Source passage:
That it was a Maori portrait which first attracted the schoolboy is significant, for now Dr Hogg's favourites in the whole collection tend to be those with some tie-up to Maori subjects.
This interest carries through into his ordinary life, though of course it could be put the other way round. There is a large Maori population in the Dargaville district and the more Dr Hogg involves himself with Maori people the more he is drawn towards Maori characteristics which he wishes the Pakehas could share. He admires for instance their extended family system: circumstances led to Dr Hogg himself being part of such a way of life and he knows how it works. His paintings remind him of how Maoris were when Europeans first came to New Zealand and what has happened since. His feeling for those still caught between two cultures leads him to concern himself with present issues.
Paintings with Maori subjects do not, however, dominate the collection. most of the well-known nineteenth century painters are represented, though it takes a visitor some time to realise this. In fact at first, for the outsider, looking at the paintings can be a confusing experience. You need time to discover and to savour your discoveries. There are so many paintings. And the arrangement, with a logic of its own, is not planned to help you. Not at first. A favourite Kennett Watkins is high up on a bedroom wall. So is the little Atcherly of Maori food stores.

What you will do:
A – List every group of people that the passage about Dr Hogg's painting collection refers to by name.
B – Use the passage about Dr Hogg's painting collection to answer these questions.
(i) Which district has a large Maori population?
(ii) Which Maori family arrangement does Dr Hogg admire?
(iii) Where does a favorite Kennett Watkins hang?
C – Continue the passage about Dr Hogg's painting collection, starting after its final sentence.
The data that comes after this has no connection to the passage about Dr Hogg's painting collection.

Records provided:
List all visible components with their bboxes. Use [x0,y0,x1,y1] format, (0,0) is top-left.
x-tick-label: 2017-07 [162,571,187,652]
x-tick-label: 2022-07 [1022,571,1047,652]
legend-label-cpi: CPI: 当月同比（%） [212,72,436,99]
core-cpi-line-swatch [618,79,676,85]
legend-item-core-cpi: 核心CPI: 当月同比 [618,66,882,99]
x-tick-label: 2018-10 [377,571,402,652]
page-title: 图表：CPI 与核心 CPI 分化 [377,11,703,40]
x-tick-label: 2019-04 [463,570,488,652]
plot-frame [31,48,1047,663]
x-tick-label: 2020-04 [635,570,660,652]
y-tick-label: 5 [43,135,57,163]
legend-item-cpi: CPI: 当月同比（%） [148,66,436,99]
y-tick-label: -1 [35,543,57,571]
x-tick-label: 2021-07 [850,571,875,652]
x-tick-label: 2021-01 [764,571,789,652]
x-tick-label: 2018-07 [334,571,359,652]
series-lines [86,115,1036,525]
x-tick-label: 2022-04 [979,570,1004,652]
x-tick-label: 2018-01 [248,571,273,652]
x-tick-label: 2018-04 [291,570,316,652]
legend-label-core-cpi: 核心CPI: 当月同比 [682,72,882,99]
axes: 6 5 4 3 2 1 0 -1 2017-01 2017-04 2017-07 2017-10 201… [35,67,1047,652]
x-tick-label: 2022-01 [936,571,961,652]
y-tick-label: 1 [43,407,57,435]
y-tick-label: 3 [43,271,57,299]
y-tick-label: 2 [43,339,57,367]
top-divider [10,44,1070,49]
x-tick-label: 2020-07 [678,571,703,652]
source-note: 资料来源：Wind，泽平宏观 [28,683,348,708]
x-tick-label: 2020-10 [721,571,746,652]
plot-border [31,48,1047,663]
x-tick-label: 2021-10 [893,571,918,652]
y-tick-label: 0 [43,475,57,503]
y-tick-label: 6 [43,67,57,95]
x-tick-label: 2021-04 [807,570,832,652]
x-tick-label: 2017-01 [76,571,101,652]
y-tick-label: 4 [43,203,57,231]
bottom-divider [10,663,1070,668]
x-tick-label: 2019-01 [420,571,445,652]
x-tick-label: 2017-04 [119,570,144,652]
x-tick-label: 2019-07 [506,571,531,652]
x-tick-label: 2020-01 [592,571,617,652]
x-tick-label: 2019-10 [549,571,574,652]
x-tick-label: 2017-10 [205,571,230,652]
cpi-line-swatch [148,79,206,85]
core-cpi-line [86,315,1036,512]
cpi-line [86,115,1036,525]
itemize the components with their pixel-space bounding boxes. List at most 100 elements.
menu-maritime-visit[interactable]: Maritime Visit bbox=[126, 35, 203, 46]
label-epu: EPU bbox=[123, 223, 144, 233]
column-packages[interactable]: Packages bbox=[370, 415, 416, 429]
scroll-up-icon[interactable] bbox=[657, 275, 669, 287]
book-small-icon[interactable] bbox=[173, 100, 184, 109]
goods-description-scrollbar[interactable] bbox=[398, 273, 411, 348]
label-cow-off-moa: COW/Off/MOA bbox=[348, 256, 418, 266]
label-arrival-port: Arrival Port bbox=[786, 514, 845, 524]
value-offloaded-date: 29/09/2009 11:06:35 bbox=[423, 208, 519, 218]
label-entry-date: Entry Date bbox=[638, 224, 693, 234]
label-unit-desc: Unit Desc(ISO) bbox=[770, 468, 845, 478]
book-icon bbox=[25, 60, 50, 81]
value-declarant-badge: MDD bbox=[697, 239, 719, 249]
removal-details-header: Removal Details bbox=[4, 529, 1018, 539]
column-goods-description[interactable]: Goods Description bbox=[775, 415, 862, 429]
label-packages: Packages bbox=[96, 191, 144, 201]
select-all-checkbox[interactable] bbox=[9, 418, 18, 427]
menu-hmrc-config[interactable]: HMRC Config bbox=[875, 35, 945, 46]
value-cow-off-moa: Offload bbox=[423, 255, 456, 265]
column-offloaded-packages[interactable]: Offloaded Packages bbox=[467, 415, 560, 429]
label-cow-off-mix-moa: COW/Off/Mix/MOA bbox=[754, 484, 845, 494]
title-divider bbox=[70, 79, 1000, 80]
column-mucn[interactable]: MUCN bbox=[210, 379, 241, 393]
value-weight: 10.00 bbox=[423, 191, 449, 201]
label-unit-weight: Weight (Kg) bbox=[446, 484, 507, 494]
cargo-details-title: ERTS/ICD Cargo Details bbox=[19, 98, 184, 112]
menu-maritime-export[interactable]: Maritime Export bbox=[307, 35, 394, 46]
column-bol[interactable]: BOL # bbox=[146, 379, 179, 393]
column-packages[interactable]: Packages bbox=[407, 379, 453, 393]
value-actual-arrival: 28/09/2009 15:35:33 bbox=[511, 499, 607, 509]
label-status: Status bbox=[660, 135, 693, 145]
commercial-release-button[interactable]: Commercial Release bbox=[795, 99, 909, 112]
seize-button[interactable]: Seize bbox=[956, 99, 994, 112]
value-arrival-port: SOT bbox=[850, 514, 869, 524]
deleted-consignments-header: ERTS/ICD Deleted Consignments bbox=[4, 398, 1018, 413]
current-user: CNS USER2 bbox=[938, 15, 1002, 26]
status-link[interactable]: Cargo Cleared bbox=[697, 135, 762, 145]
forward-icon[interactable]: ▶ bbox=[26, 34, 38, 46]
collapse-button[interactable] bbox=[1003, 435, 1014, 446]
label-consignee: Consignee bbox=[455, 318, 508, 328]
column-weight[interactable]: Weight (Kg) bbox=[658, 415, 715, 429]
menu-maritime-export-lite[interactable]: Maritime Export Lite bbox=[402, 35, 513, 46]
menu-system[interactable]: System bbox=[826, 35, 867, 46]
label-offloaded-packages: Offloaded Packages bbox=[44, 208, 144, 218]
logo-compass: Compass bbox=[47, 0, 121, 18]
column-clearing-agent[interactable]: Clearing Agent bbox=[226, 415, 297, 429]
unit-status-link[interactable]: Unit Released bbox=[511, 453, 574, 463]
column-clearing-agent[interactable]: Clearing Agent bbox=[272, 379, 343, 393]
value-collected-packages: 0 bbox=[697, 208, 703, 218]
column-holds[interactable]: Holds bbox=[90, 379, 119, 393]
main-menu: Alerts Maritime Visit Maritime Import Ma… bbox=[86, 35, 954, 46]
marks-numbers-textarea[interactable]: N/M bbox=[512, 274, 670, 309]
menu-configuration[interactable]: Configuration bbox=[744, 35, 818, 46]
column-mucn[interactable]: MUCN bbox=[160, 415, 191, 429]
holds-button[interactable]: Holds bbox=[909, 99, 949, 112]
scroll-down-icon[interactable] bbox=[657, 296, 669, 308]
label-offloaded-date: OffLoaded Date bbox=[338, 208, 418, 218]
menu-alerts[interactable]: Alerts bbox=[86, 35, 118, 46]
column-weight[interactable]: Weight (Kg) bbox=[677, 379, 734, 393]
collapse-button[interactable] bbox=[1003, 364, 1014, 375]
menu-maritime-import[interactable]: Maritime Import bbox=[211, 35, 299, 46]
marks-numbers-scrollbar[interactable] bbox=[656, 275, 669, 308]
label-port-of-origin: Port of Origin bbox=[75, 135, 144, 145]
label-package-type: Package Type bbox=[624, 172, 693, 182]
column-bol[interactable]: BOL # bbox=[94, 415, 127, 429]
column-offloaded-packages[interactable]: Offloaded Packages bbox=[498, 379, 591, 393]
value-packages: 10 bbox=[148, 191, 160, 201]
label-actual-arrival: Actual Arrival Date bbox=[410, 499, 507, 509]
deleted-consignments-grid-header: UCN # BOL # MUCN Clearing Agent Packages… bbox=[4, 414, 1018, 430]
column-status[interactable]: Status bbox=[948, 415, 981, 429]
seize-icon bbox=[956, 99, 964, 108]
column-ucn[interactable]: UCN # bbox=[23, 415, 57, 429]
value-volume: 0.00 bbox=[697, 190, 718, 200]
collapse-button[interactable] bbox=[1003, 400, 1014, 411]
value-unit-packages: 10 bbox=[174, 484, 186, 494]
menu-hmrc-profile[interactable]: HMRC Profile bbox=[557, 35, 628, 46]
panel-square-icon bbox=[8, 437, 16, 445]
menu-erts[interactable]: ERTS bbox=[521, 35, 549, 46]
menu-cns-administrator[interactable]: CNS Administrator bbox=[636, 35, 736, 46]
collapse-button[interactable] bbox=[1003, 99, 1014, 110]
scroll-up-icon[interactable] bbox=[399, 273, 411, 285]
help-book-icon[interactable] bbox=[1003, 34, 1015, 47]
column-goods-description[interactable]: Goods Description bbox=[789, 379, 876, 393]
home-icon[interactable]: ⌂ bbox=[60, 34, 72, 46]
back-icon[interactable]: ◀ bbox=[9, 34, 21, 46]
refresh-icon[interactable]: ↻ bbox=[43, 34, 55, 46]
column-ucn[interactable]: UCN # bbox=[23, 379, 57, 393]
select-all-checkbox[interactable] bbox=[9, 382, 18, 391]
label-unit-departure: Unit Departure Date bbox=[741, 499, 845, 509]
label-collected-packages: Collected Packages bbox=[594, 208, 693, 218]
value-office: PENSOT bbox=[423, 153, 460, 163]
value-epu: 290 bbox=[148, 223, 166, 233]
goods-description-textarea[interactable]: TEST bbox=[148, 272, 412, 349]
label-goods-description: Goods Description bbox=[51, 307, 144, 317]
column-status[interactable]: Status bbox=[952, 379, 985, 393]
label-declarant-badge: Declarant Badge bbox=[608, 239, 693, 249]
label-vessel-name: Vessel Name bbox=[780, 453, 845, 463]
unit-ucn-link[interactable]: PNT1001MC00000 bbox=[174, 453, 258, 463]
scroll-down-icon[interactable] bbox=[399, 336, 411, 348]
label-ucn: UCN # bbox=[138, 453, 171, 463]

Answer set:
A –
- Maori (Maoris)
- Pakehas
- Europeans

B –
(i) The Dargaville district.
(ii) Their extended family system.
(iii) High up on a bedroom wall.

C –
Almost all through the house you must, you could say, work for your living. Find yourself the paintings which are specially for you. Seek and find.

J.A. GILFALLAN
The Emigrants Departure from Scotland
oil, 573 x 760 mm.

J.A. GILFALLAN
Arrival in Australia
oil, 573 x 760 mm
The one room where things are made easier for you is what Dr Hogg's mother (and I) would call the drawing room - a quiet 'withdrawing' kind of room it could be at times. There, as you enter, you cannot help but look straight at the two glowing oils on the wall opposite: Gilfillan's companion pieces Emigrants' Departure from Scotland and Arrival in Australia. And close to them the artist's watercolour portrait of his son. Gilfillan of course came to New Zealand; the watercolour of his son would have been painted here; and the theme of the two oils ties up well with the story of our own country.
On the other side of the same room, facing the Gilfillans, is a large Nicholas Chevalier of a southern lake. A major work, a gallery piece. But this was bought when Dr Hogg's interests were not as definitely focussed as they are now on paintings which can in a sense be looked upon as historical documents: paintings which show something of a New Zealand now vanished.
He still enjoys the Chevalier just as he does the Hoyte of Mt Egmont. But his Hoyte of the early gold mining settlement of Thames appeals to his sense of history and has an added attraction. The little primitive watercolour, which a Thomas Gardiner made in 1827, of Maori canoes drawn up on the Kororareka beach has also right now a greater hold on his affections than the Chevalier. (Dr Hogg likes comparing it with a well-known Augustus Earle. If Thomas Gardiner was Captain Gardiner of the Marianne the two men were likely to have sat together as they painted the scene.)

J.A. GILFALLAN
Portait of the Artist's Son Holding a Trade Axe, 1844
240 x 195 mm.

JOHN KINDER
Te Rapa, Lake Taupo, 1862
watercolour 310 x 470 mm.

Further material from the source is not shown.